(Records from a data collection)

::::::::

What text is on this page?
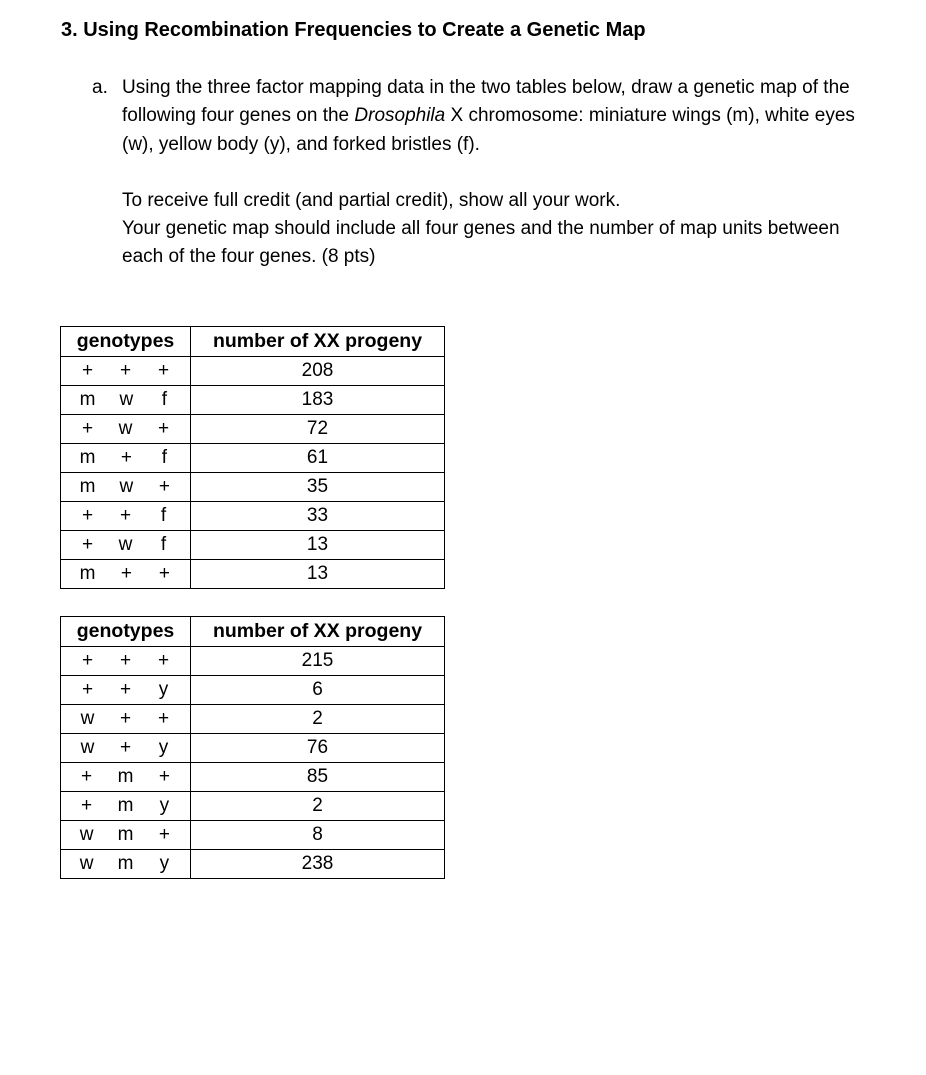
3. Using Recombination Frequencies to Create a Genetic Map
a. Using the three factor mapping data in the two tables below, draw a genetic map of the following four genes on the Drosophila X chromosome: miniature wings (m), white eyes (w), yellow body (y), and forked bristles (f).

To receive full credit (and partial credit), show all your work.

Your genetic map should include all four genes and the number of map units between each of the four genes. (8 pts)

genotypes	number of XX progeny

+ + +	208

m w f	183

+ w +	72

m + f	61

m w +	35

+ + f	33

+ w f	13

m + +	13
genotypes	number of XX progeny

+ + +	215

+ + y	6

w + +	2

w + y	76

+ m +	85

+ m y	2

w m +	8

w m y	238
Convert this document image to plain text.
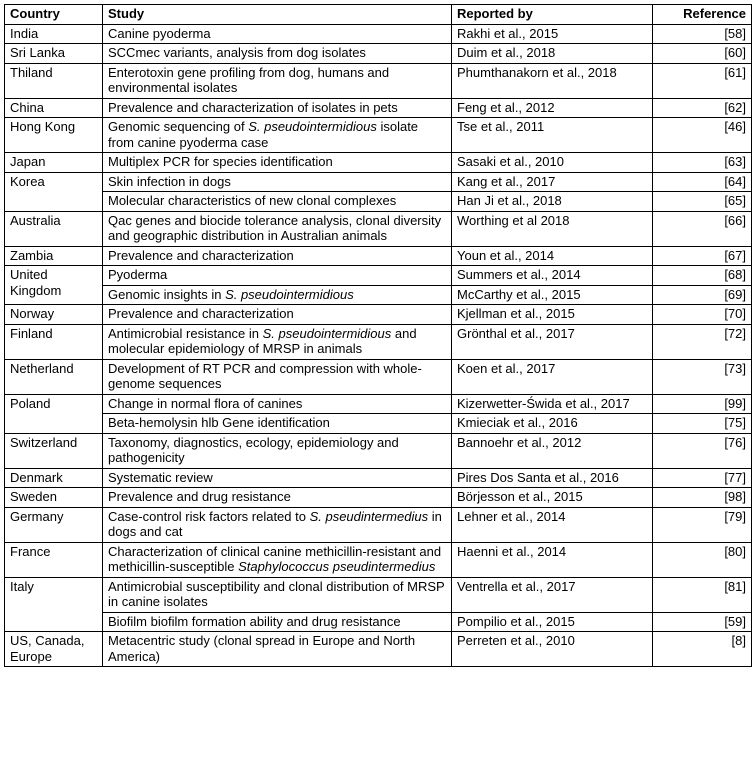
Country	Study	Reported by	Reference
India	Canine pyoderma	Rakhi et al., 2015	[58]
Sri Lanka	SCCmec variants, analysis from dog isolates	Duim et al., 2018	[60]
Thiland	Enterotoxin gene profiling from dog, humans and environmental isolates	Phumthanakorn et al., 2018	[61]
China	Prevalence and characterization of isolates in pets	Feng et al., 2012	[62]
Hong Kong	Genomic sequencing of S. pseudointermidious isolate from canine pyoderma case	Tse et al., 2011	[46]
Japan	Multiplex PCR for species identification	Sasaki et al., 2010	[63]
Korea	Skin infection in dogs	Kang et al., 2017	[64]
	Molecular characteristics of new clonal complexes	Han Ji et al., 2018	[65]
Australia	Qac genes and biocide tolerance analysis, clonal diversity and geographic distribution in Australian animals	Worthing et al 2018	[66]
Zambia	Prevalence and characterization	Youn et al., 2014	[67]
United Kingdom	Pyoderma	Summers et al., 2014	[68]
	Genomic insights in S. pseudointermidious	McCarthy et al., 2015	[69]
Norway	Prevalence and characterization	Kjellman et al., 2015	[70]
Finland	Antimicrobial resistance in S. pseudointermidious and molecular epidemiology of MRSP in animals	Grönthal et al., 2017	[72]
Netherland	Development of RT PCR and compression with whole-genome sequences	Koen et al., 2017	[73]
Poland	Change in normal flora of canines	Kizerwetter-Świda et al., 2017	[99]
	Beta-hemolysin hlb Gene identification	Kmieciak et al., 2016	[75]
Switzerland	Taxonomy, diagnostics, ecology, epidemiology and pathogenicity	Bannoehr et al., 2012	[76]
Denmark	Systematic review	Pires Dos Santa et al., 2016	[77]
Sweden	Prevalence and drug resistance	Börjesson et al., 2015	[98]
Germany	Case-control risk factors related to S. pseudintermedius in dogs and cat	Lehner et al., 2014	[79]
France	Characterization of clinical canine methicillin-resistant and methicillin-susceptible Staphylococcus pseudintermedius	Haenni et al., 2014	[80]
Italy	Antimicrobial susceptibility and clonal distribution of MRSP in canine isolates	Ventrella et al., 2017	[81]
	Biofilm biofilm formation ability and drug resistance	Pompilio et al., 2015	[59]
US, Canada, Europe	Metacentric study (clonal spread in Europe and North America)	Perreten et al., 2010	[8]
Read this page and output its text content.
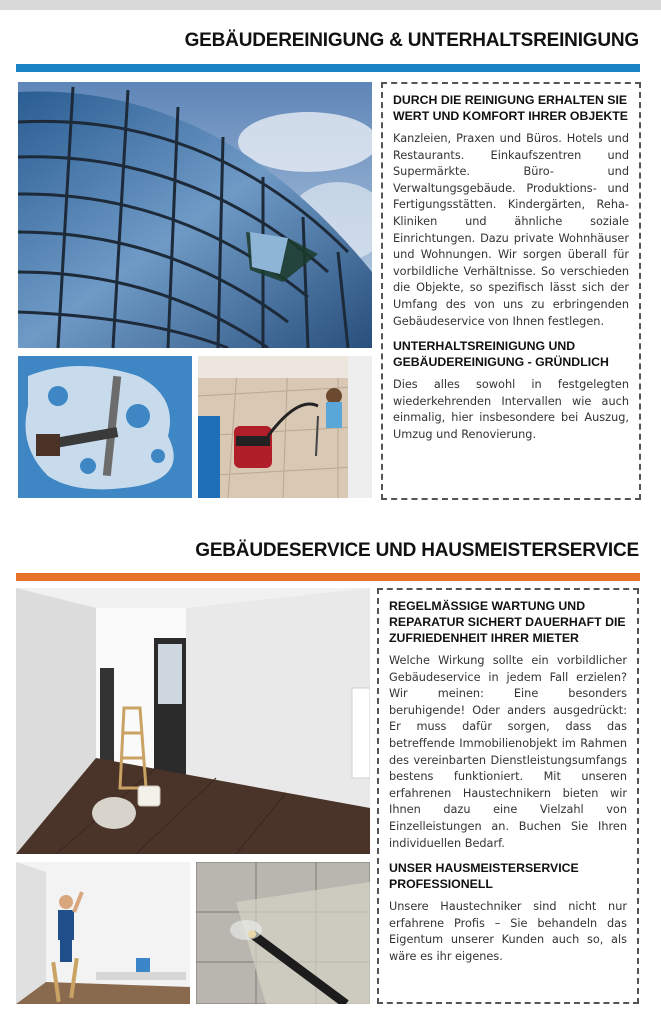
GEBÄUDEREINIGUNG & UNTERHALTSREINIGUNG
DURCH DIE REINIGUNG ERHALTEN SIE WERT UND KOMFORT IHRER OBJEKTE

Kanzleien, Praxen und Büros. Hotels und Restaurants. Einkaufszentren und Supermärkte. Büro- und Verwaltungsgebäude. Produktions- und Fertigungsstätten. Kindergärten, Reha- Kliniken und ähnliche soziale Einrichtungen. Dazu private Wohnhäuser und Wohnungen. Wir sorgen überall für vorbildliche Verhältnisse. So verschieden die Objekte, so spezifisch lässt sich der Umfang des von uns zu erbringenden Gebäudeservice von Ihnen festlegen.

UNTERHALTSREINIGUNG UND GEBÄUDEREINIGUNG - GRÜNDLICH

Dies alles sowohl in festgelegten wiederkehrenden Intervallen wie auch einmalig, hier insbesondere bei Auszug, Umzug und Renovierung.

GEBÄUDESERVICE UND HAUSMEISTERSERVICE
REGELMÄSSIGE WARTUNG UND REPARATUR SICHERT DAUERHAFT DIE ZUFRIEDENHEIT IHRER MIETER

Welche Wirkung sollte ein vorbildlicher Gebäudeservice in jedem Fall erzielen? Wir meinen: Eine besonders beruhigende! Oder anders ausgedrückt: Er muss dafür sorgen, dass das betreffende Immobilienobjekt im Rahmen des vereinbarten Dienstleistungsumfangs bestens funktioniert. Mit unseren erfahrenen Haustechnikern bieten wir Ihnen dazu eine Vielzahl von Einzelleistungen an. Buchen Sie Ihren individuellen Bedarf.

UNSER HAUSMEISTERSERVICE PROFESSIONELL

Unsere Haustechniker sind nicht nur erfahrene Profis – Sie behandeln das Eigentum unserer Kunden auch so, als wäre es ihr eigenes.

::::::::

» Try it
One number is the expected answer: the count of lines above that hold the word "pseudintermedius".

» Solution
2